Write out the data below in full. Keep it exact.

start DATA PROVIDED

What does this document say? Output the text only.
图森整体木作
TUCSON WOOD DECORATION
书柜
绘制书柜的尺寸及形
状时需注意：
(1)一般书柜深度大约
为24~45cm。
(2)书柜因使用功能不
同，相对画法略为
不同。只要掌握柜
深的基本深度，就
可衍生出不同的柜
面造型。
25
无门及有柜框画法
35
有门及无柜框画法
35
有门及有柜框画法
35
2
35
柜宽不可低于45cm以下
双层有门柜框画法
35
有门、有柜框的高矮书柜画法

end DATA PROVIDED

◆ CORRECT ANSWER ◆
What does this document say? Output the text only.
图森整体木作
TUCSON WOOD DECORATION
书柜
绘制书柜的尺寸及形
状时需注意：
(1)一般书柜深度大约
为24~45cm。
(2)书柜因使用功能不
同，相对画法略为
不同。只要掌握柜
深的基本深度，就
可衍生出不同的柜
面造型。
25
无门及有柜框画法
35
有门及无柜框画法
35
有门及有柜框画法
35
2
35
柜宽不可低于45cm以下
双层有门柜框画法
35
有门、有柜框的高矮书柜画法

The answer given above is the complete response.